## BEGIN SUPPLIED INFORMATION
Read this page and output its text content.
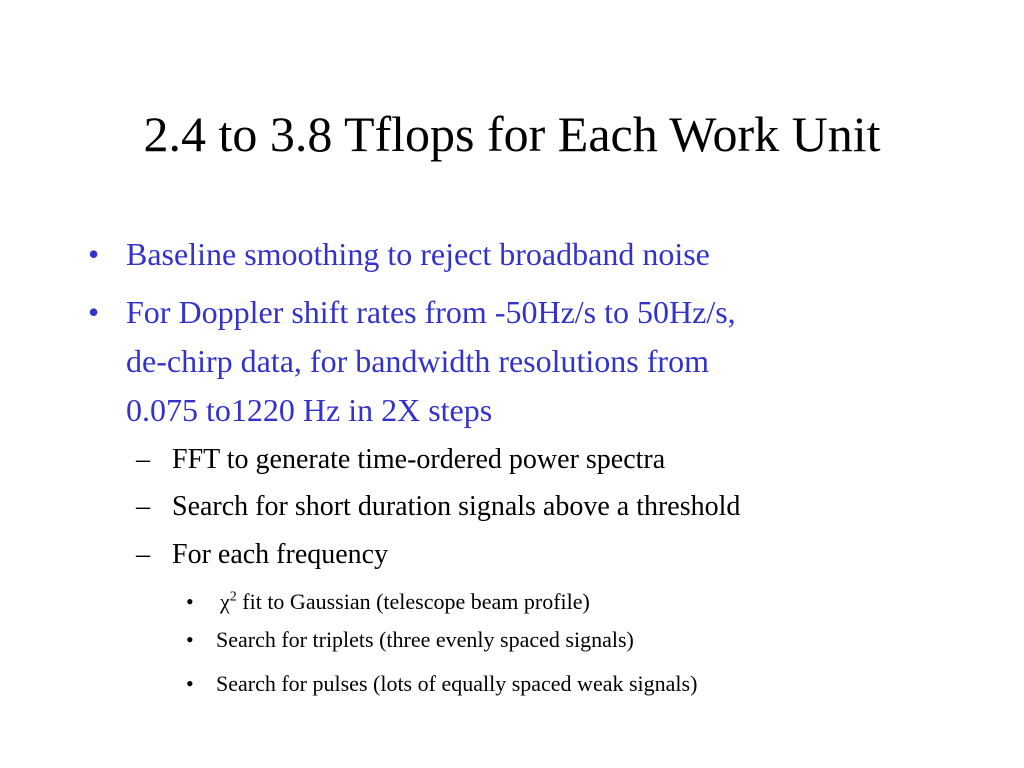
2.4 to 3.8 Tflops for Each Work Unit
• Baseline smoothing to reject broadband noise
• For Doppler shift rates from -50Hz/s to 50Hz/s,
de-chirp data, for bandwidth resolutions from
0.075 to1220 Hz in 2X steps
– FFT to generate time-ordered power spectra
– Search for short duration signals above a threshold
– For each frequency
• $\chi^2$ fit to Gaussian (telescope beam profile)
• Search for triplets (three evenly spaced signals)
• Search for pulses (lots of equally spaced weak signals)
## END SUPPLIED INFORMATION
## BEGIN SUPPLIED INFORMATION
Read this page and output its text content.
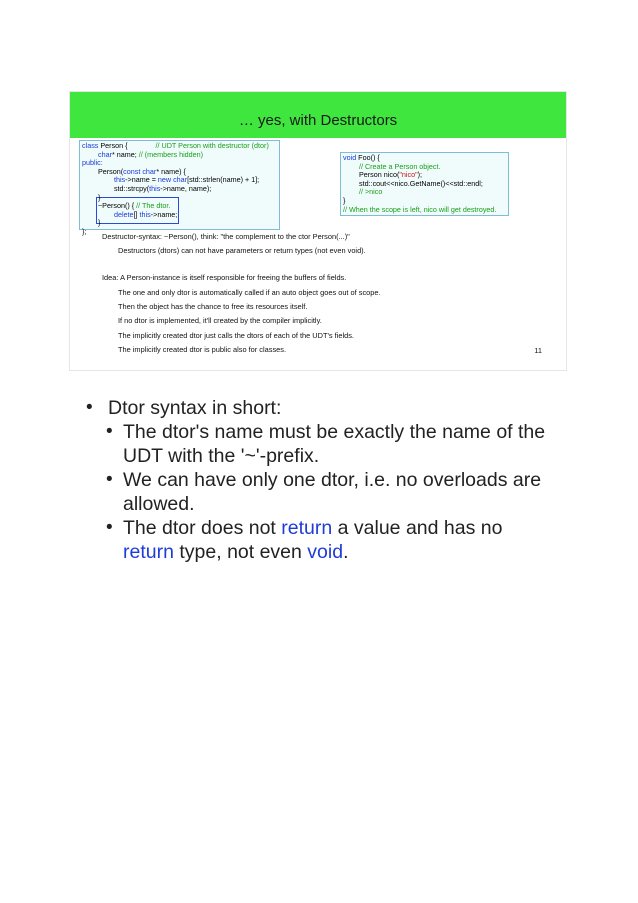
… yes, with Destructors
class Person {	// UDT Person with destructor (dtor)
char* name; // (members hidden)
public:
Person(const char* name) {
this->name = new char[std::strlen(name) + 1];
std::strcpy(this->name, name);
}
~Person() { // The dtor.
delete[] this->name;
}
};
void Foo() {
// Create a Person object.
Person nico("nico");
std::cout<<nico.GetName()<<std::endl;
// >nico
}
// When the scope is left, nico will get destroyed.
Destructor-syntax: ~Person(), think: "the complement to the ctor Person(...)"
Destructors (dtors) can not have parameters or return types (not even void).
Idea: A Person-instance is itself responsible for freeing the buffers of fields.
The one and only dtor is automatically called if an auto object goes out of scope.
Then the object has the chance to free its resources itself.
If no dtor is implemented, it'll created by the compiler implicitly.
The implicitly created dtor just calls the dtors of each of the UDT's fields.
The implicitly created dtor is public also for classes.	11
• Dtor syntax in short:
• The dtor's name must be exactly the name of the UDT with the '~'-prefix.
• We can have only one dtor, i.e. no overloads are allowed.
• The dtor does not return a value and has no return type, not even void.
## END SUPPLIED INFORMATION
**WORK TO BE COMPLETED**
How many lines of the data contain the word "short"? Answer with the number alone.

**FINAL RESULT**
2